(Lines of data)
start
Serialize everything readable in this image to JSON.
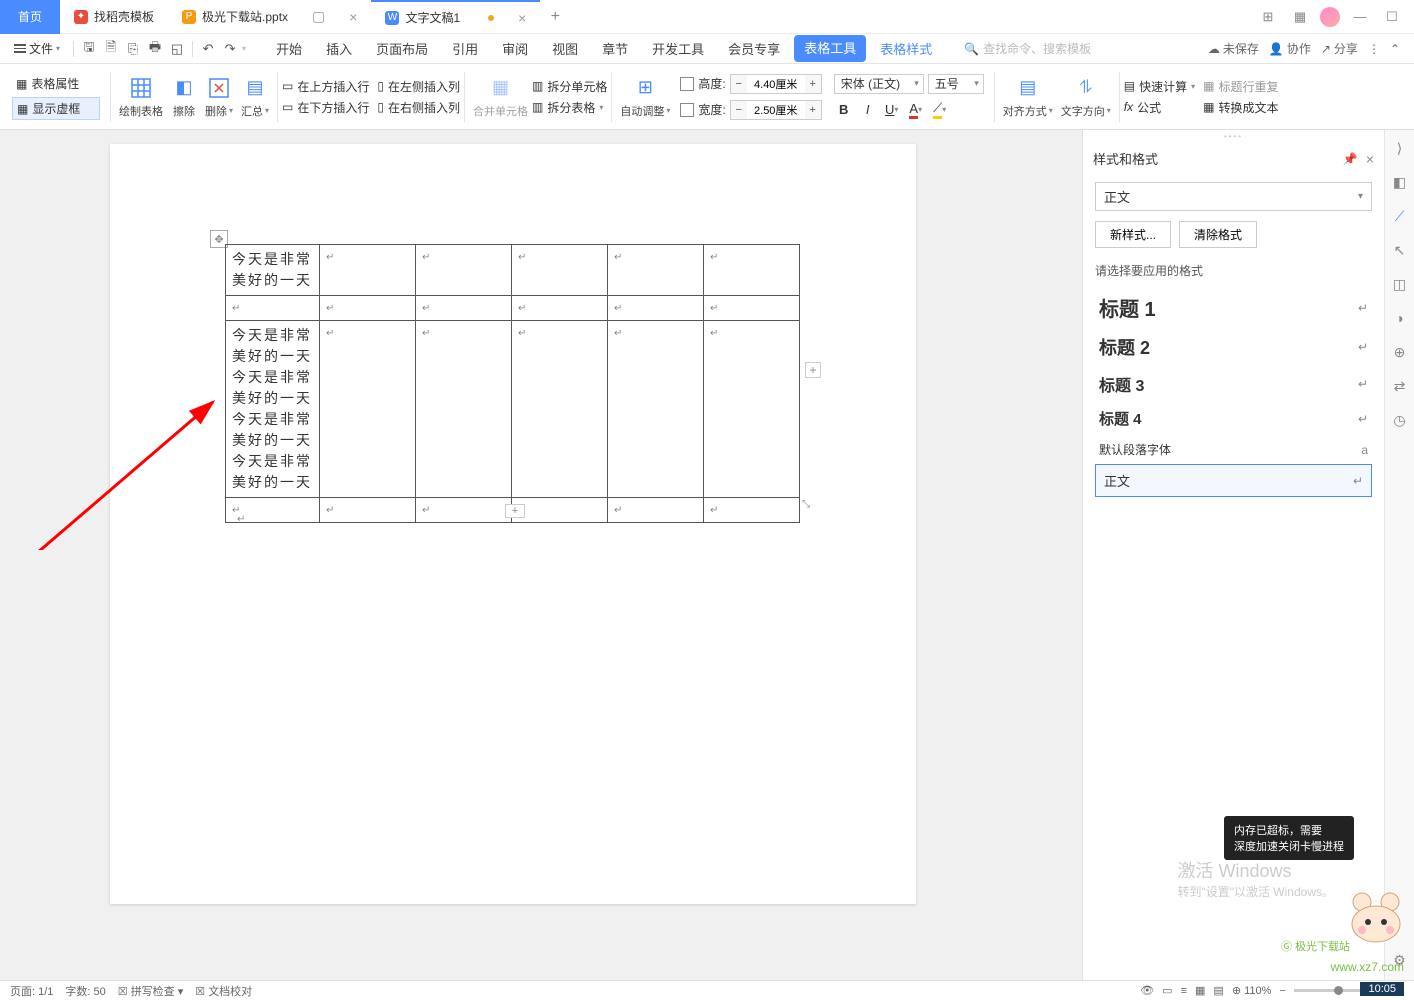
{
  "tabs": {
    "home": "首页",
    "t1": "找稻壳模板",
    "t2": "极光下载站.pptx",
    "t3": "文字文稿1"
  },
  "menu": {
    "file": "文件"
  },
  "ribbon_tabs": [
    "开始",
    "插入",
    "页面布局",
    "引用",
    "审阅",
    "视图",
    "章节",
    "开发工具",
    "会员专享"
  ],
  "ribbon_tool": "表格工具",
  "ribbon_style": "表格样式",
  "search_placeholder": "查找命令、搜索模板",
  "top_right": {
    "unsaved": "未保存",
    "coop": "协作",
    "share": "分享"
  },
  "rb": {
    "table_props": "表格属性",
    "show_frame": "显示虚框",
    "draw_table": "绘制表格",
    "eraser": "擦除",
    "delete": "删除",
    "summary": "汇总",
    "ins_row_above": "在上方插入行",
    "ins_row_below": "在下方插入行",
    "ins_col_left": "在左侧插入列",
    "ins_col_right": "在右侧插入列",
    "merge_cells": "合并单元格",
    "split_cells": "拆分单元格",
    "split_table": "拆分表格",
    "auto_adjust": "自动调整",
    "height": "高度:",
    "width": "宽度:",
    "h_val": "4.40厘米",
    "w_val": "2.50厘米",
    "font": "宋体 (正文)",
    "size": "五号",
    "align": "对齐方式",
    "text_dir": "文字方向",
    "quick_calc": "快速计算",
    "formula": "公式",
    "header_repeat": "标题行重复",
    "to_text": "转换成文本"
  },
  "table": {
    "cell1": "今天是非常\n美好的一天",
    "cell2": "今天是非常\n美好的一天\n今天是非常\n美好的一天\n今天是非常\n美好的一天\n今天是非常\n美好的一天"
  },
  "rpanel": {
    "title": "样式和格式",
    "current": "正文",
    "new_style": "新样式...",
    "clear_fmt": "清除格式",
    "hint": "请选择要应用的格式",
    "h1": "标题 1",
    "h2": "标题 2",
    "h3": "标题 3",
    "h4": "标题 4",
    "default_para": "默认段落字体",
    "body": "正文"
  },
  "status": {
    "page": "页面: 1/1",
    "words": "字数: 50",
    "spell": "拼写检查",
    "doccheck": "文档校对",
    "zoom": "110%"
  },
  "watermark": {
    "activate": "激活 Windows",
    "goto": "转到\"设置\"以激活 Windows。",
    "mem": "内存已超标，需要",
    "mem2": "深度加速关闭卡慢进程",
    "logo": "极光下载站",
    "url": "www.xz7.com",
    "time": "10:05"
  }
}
end
start
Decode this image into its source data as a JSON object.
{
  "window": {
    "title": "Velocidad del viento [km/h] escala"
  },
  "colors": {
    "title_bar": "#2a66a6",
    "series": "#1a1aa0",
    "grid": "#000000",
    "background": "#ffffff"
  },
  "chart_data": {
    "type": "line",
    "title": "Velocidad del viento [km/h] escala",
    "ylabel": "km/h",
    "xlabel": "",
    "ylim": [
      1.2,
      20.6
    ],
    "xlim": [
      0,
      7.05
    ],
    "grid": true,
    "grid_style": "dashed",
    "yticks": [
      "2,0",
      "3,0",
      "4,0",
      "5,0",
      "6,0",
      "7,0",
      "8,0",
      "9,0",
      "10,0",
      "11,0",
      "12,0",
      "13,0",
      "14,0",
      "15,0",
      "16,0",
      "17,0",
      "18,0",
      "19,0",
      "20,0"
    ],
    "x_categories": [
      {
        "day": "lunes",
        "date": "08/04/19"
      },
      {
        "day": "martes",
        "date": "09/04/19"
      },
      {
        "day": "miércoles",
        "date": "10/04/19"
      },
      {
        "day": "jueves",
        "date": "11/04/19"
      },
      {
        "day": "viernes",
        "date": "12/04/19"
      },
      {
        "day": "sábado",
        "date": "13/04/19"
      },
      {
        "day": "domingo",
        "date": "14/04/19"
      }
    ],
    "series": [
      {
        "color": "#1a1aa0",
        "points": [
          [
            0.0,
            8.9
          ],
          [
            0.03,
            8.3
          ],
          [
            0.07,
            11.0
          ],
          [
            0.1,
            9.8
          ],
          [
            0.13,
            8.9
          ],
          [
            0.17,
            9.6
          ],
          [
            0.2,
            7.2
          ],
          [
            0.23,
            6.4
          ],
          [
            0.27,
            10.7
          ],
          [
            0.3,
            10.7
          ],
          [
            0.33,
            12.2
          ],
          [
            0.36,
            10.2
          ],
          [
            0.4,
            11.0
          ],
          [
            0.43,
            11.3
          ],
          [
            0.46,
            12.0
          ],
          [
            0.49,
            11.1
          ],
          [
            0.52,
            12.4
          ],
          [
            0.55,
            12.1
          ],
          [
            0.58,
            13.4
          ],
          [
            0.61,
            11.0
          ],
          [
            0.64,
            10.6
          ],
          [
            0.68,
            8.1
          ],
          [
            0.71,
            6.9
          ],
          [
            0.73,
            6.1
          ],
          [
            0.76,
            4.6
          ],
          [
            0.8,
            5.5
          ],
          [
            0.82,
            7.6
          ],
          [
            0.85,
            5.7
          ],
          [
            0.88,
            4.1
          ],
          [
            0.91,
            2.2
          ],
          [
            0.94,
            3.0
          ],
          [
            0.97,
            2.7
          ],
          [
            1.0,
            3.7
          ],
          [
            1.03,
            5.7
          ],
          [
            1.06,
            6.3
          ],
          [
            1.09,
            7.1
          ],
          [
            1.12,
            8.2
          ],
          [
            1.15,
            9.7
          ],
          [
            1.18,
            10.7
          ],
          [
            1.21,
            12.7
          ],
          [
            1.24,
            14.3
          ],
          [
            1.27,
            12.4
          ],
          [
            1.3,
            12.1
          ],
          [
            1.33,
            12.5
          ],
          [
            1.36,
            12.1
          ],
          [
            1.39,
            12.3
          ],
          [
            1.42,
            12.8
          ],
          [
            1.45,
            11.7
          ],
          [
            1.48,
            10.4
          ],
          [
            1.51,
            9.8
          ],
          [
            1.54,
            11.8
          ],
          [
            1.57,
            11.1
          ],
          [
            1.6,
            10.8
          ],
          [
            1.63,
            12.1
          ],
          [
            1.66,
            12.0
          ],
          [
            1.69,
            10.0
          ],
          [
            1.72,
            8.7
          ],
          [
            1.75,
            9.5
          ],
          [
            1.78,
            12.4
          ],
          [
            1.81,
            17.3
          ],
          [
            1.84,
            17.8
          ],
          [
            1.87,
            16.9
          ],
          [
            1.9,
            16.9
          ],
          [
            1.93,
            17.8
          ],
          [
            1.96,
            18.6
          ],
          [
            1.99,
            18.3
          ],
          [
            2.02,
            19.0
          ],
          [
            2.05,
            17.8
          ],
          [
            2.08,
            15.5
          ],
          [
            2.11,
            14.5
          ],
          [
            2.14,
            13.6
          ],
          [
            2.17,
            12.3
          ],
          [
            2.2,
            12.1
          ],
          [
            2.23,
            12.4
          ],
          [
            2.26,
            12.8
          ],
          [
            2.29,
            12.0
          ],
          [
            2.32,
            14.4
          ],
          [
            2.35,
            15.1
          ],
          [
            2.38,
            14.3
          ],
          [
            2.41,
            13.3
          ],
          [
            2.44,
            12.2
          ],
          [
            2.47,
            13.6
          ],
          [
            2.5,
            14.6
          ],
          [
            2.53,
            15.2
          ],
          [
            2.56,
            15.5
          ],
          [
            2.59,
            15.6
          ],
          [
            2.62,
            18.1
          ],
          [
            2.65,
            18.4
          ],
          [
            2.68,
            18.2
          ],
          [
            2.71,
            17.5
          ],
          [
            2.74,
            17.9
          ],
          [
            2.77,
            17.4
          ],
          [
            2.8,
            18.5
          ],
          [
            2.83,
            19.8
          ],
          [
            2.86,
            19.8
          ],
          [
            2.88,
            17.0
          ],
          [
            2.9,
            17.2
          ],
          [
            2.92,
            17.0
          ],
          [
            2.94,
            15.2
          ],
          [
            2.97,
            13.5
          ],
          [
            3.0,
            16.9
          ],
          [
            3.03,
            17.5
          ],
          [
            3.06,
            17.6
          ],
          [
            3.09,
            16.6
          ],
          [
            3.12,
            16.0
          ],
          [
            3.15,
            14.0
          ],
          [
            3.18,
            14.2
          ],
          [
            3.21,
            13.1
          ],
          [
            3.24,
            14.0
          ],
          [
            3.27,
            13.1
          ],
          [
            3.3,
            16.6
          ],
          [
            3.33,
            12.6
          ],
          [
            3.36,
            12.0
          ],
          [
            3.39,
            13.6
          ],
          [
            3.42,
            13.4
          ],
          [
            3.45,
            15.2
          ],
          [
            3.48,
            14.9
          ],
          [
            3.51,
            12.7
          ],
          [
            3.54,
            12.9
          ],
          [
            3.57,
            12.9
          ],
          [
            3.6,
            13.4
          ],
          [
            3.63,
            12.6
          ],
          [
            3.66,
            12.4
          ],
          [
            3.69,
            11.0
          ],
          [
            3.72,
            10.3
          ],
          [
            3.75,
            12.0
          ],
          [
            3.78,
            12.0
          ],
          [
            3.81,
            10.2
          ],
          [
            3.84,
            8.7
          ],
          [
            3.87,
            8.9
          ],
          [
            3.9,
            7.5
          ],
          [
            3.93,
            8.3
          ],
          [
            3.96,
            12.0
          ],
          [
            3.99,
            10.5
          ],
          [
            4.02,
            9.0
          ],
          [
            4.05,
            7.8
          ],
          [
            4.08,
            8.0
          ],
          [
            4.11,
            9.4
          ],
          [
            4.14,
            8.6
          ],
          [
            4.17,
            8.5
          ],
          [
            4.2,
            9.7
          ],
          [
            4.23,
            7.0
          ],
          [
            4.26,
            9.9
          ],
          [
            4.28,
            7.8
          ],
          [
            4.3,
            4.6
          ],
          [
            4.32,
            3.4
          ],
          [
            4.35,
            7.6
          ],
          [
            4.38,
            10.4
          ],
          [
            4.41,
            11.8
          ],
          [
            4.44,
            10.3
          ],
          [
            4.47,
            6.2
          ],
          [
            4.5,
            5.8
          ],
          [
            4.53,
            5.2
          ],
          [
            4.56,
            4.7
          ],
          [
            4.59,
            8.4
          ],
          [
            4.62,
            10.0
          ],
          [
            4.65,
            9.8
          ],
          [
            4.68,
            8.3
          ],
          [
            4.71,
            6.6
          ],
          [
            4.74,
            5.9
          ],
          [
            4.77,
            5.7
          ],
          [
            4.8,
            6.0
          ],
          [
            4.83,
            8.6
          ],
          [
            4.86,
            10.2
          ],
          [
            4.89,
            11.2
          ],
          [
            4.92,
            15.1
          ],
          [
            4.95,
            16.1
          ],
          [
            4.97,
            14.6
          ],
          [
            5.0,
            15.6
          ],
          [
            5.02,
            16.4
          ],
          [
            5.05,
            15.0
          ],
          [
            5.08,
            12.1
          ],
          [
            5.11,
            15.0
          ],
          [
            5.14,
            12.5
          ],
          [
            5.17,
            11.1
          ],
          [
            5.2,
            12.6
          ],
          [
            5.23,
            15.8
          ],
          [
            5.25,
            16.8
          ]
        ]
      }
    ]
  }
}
end
Aim — Go through the preceding material and copy each line that has the word "今天是非常".

Task response —
    "cell1": "今天是非常\n美好的一天",
    "cell2": "今天是非常\n美好的一天\n今天是非常\n美好的一天\n今天是非常\n美好的一天\n今天是非常\n美好的一天"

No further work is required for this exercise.